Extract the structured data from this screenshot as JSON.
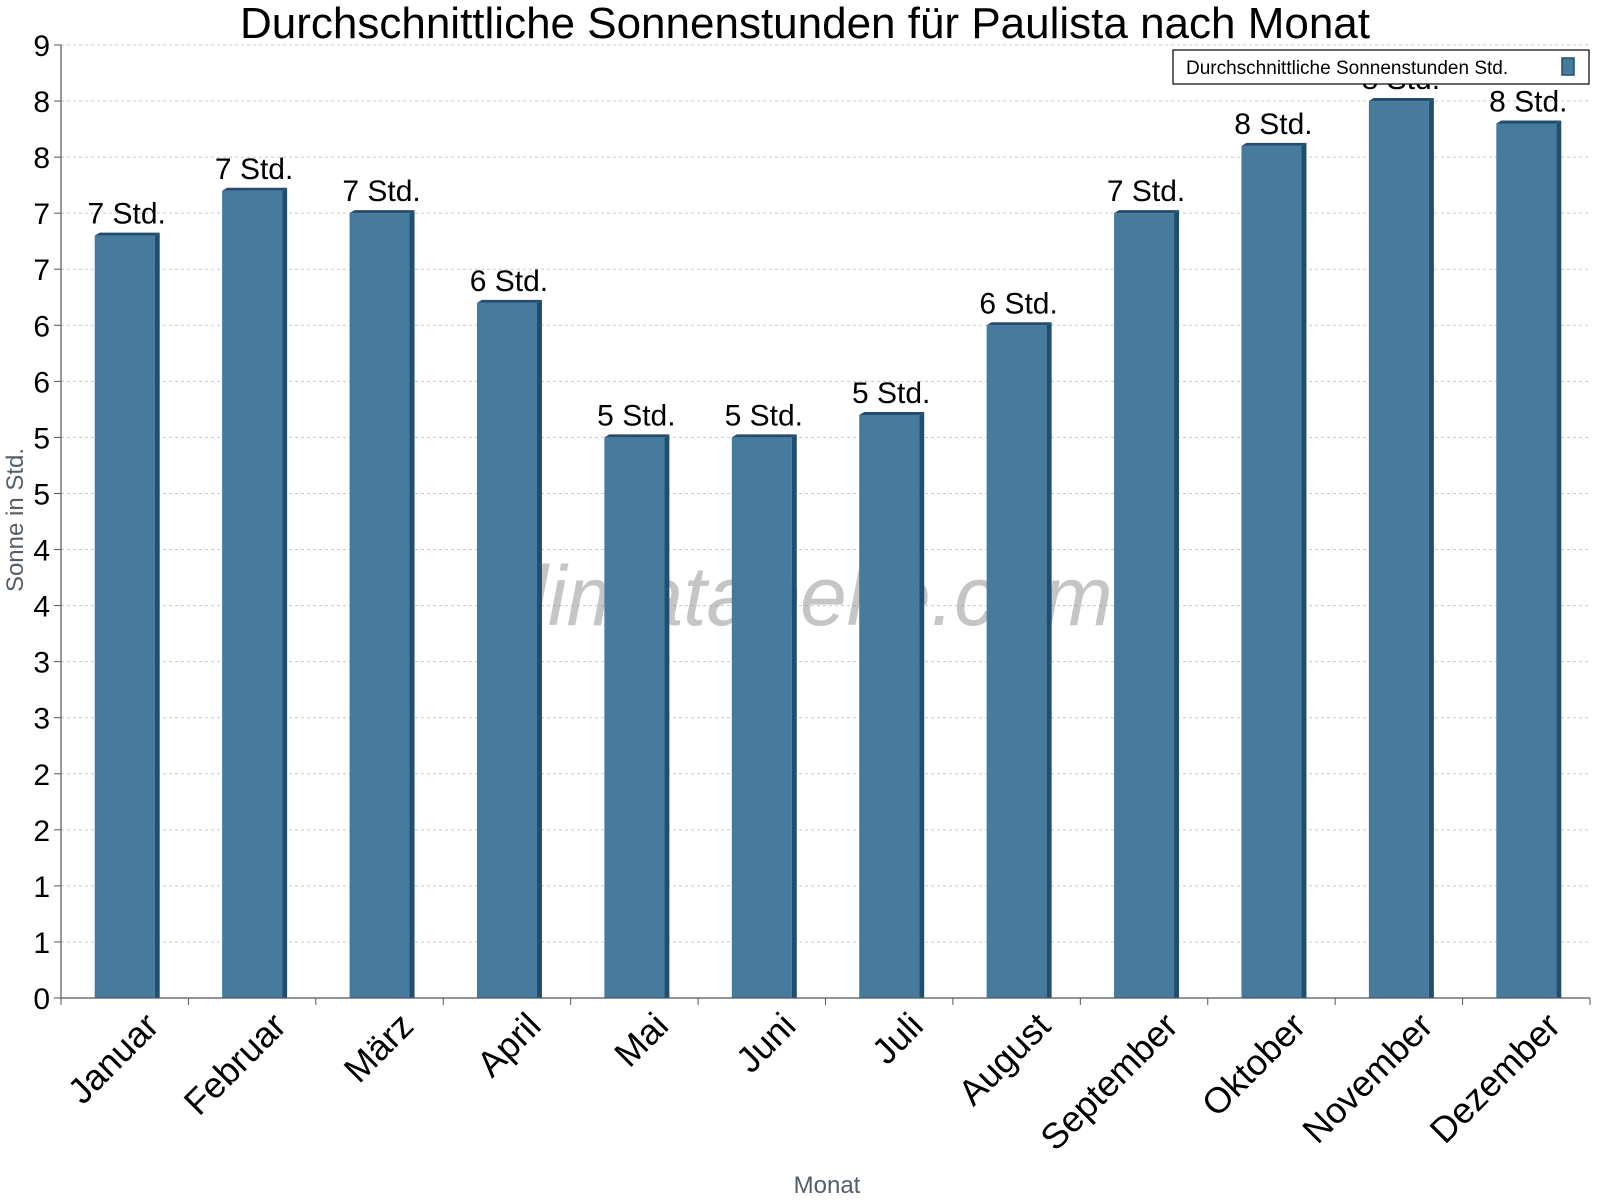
{
  "watermark": "klimatabelle.com",
  "colors": {
    "bar_front": "#467b9e",
    "bar_side": "#1f4e70",
    "bar_top": "#1f4e70",
    "grid": "#c8c8c8",
    "axis": "#555555"
  },
  "chart_data": {
    "type": "bar",
    "title": "Durchschnittliche Sonnenstunden für Paulista nach Monat",
    "xlabel": "Monat",
    "ylabel": "Sonne in Std.",
    "ylim": [
      0,
      8.5
    ],
    "grid": true,
    "legend_position": "top-right",
    "y_ticks": [
      {
        "value": 0,
        "label": "0"
      },
      {
        "value": 0.5,
        "label": "1"
      },
      {
        "value": 1,
        "label": "1"
      },
      {
        "value": 1.5,
        "label": "2"
      },
      {
        "value": 2,
        "label": "2"
      },
      {
        "value": 2.5,
        "label": "3"
      },
      {
        "value": 3,
        "label": "3"
      },
      {
        "value": 3.5,
        "label": "4"
      },
      {
        "value": 4,
        "label": "4"
      },
      {
        "value": 4.5,
        "label": "5"
      },
      {
        "value": 5,
        "label": "5"
      },
      {
        "value": 5.5,
        "label": "6"
      },
      {
        "value": 6,
        "label": "6"
      },
      {
        "value": 6.5,
        "label": "7"
      },
      {
        "value": 7,
        "label": "7"
      },
      {
        "value": 7.5,
        "label": "8"
      },
      {
        "value": 8,
        "label": "8"
      },
      {
        "value": 8.5,
        "label": "9"
      }
    ],
    "categories": [
      "Januar",
      "Februar",
      "März",
      "April",
      "Mai",
      "Juni",
      "Juli",
      "August",
      "September",
      "Oktober",
      "November",
      "Dezember"
    ],
    "series": [
      {
        "name": "Durchschnittliche Sonnenstunden Std.",
        "values": [
          6.8,
          7.2,
          7.0,
          6.2,
          5.0,
          5.0,
          5.2,
          6.0,
          7.0,
          7.6,
          8.0,
          7.8
        ],
        "data_labels": [
          "7 Std.",
          "7 Std.",
          "7 Std.",
          "6 Std.",
          "5 Std.",
          "5 Std.",
          "5 Std.",
          "6 Std.",
          "7 Std.",
          "8 Std.",
          "8 Std.",
          "8 Std."
        ]
      }
    ]
  }
}
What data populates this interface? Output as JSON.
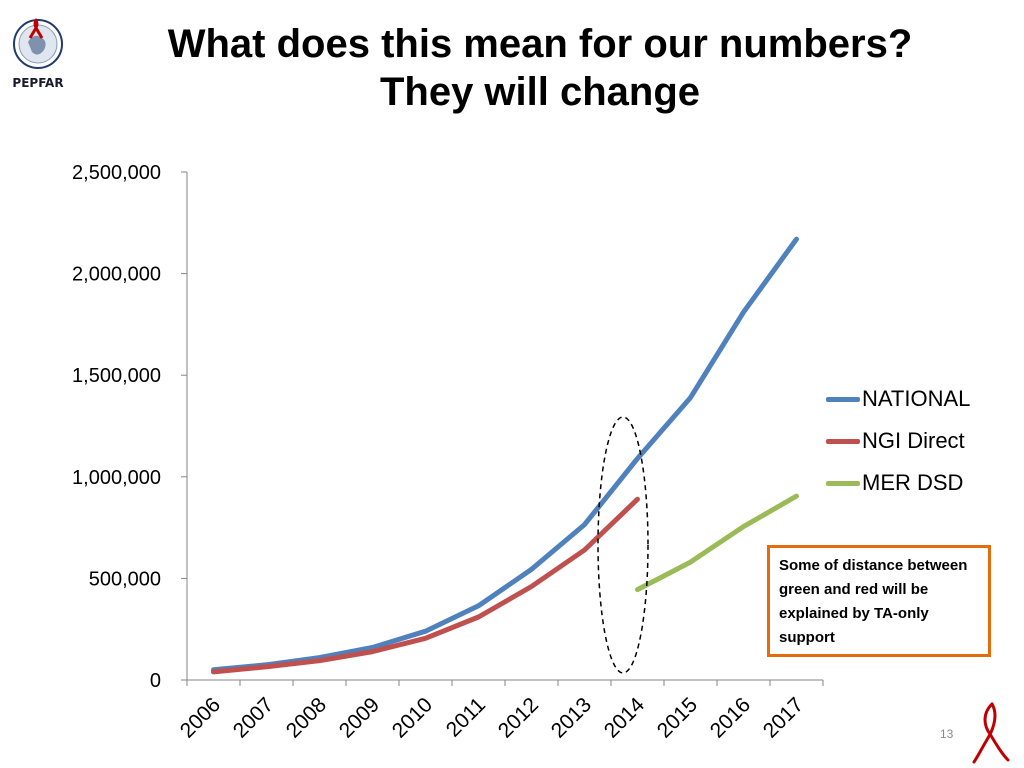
{
  "logo": {
    "text": "PEPFAR",
    "icon": "pepfar-seal-icon"
  },
  "title": {
    "line1": "What does this mean for our numbers?",
    "line2": "They will change"
  },
  "chart_data": {
    "type": "line",
    "categories": [
      "2006",
      "2007",
      "2008",
      "2009",
      "2010",
      "2011",
      "2012",
      "2013",
      "2014",
      "2015",
      "2016",
      "2017"
    ],
    "ylim": [
      0,
      2500000
    ],
    "yticks": [
      0,
      500000,
      1000000,
      1500000,
      2000000,
      2500000
    ],
    "ytick_labels": [
      "0",
      "500,000",
      "1,000,000",
      "1,500,000",
      "2,000,000",
      "2,500,000"
    ],
    "grid": false,
    "legend_position": "right",
    "series": [
      {
        "name": "NATIONAL",
        "color": "#4f81bd",
        "values": [
          50000,
          75000,
          110000,
          160000,
          240000,
          365000,
          545000,
          765000,
          1090000,
          1390000,
          1810000,
          2170000
        ]
      },
      {
        "name": "NGI Direct",
        "color": "#c0504d",
        "values": [
          40000,
          65000,
          95000,
          140000,
          205000,
          310000,
          460000,
          640000,
          890000,
          null,
          null,
          null
        ]
      },
      {
        "name": "MER DSD",
        "color": "#9bbb59",
        "values": [
          null,
          null,
          null,
          null,
          null,
          null,
          null,
          null,
          445000,
          580000,
          755000,
          905000
        ]
      }
    ],
    "annotation": "Some of distance between green and red will be explained by TA-only support"
  },
  "colors": {
    "note_border": "#e46c0a",
    "axis": "#868686",
    "ribbon": "#c00000"
  },
  "page_number": "13",
  "ribbon_icon": "red-ribbon-icon"
}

§

> **TO DO**
Copy the listing in full and without alteration, omitting every picture.

> **SOLUTION BELOW**
Extract the structured data from this screenshot as JSON.
{
  "watermark": "klimatabelle.com",
  "colors": {
    "bar_front": "#467b9e",
    "bar_side": "#1f4e70",
    "bar_top": "#1f4e70",
    "grid": "#c8c8c8",
    "axis": "#555555"
  },
  "chart_data": {
    "type": "bar",
    "title": "Durchschnittliche Sonnenstunden für Paulista nach Monat",
    "xlabel": "Monat",
    "ylabel": "Sonne in Std.",
    "ylim": [
      0,
      8.5
    ],
    "grid": true,
    "legend_position": "top-right",
    "y_ticks": [
      {
        "value": 0,
        "label": "0"
      },
      {
        "value": 0.5,
        "label": "1"
      },
      {
        "value": 1,
        "label": "1"
      },
      {
        "value": 1.5,
        "label": "2"
      },
      {
        "value": 2,
        "label": "2"
      },
      {
        "value": 2.5,
        "label": "3"
      },
      {
        "value": 3,
        "label": "3"
      },
      {
        "value": 3.5,
        "label": "4"
      },
      {
        "value": 4,
        "label": "4"
      },
      {
        "value": 4.5,
        "label": "5"
      },
      {
        "value": 5,
        "label": "5"
      },
      {
        "value": 5.5,
        "label": "6"
      },
      {
        "value": 6,
        "label": "6"
      },
      {
        "value": 6.5,
        "label": "7"
      },
      {
        "value": 7,
        "label": "7"
      },
      {
        "value": 7.5,
        "label": "8"
      },
      {
        "value": 8,
        "label": "8"
      },
      {
        "value": 8.5,
        "label": "9"
      }
    ],
    "categories": [
      "Januar",
      "Februar",
      "März",
      "April",
      "Mai",
      "Juni",
      "Juli",
      "August",
      "September",
      "Oktober",
      "November",
      "Dezember"
    ],
    "series": [
      {
        "name": "Durchschnittliche Sonnenstunden Std.",
        "values": [
          6.8,
          7.2,
          7.0,
          6.2,
          5.0,
          5.0,
          5.2,
          6.0,
          7.0,
          7.6,
          8.0,
          7.8
        ],
        "data_labels": [
          "7 Std.",
          "7 Std.",
          "7 Std.",
          "6 Std.",
          "5 Std.",
          "5 Std.",
          "5 Std.",
          "6 Std.",
          "7 Std.",
          "8 Std.",
          "8 Std.",
          "8 Std."
        ]
      }
    ]
  }
}
What data populates this interface? Output as JSON.
{
  "logo": {
    "text": "PEPFAR",
    "icon": "pepfar-seal-icon"
  },
  "title": {
    "line1": "What does this mean for our numbers?",
    "line2": "They will change"
  },
  "chart_data": {
    "type": "line",
    "categories": [
      "2006",
      "2007",
      "2008",
      "2009",
      "2010",
      "2011",
      "2012",
      "2013",
      "2014",
      "2015",
      "2016",
      "2017"
    ],
    "ylim": [
      0,
      2500000
    ],
    "yticks": [
      0,
      500000,
      1000000,
      1500000,
      2000000,
      2500000
    ],
    "ytick_labels": [
      "0",
      "500,000",
      "1,000,000",
      "1,500,000",
      "2,000,000",
      "2,500,000"
    ],
    "grid": false,
    "legend_position": "right",
    "series": [
      {
        "name": "NATIONAL",
        "color": "#4f81bd",
        "values": [
          50000,
          75000,
          110000,
          160000,
          240000,
          365000,
          545000,
          765000,
          1090000,
          1390000,
          1810000,
          2170000
        ]
      },
      {
        "name": "NGI Direct",
        "color": "#c0504d",
        "values": [
          40000,
          65000,
          95000,
          140000,
          205000,
          310000,
          460000,
          640000,
          890000,
          null,
          null,
          null
        ]
      },
      {
        "name": "MER DSD",
        "color": "#9bbb59",
        "values": [
          null,
          null,
          null,
          null,
          null,
          null,
          null,
          null,
          445000,
          580000,
          755000,
          905000
        ]
      }
    ],
    "annotation": "Some of distance between green and red will be explained by TA-only support"
  },
  "colors": {
    "note_border": "#e46c0a",
    "axis": "#868686",
    "ribbon": "#c00000"
  },
  "page_number": "13",
  "ribbon_icon": "red-ribbon-icon"
}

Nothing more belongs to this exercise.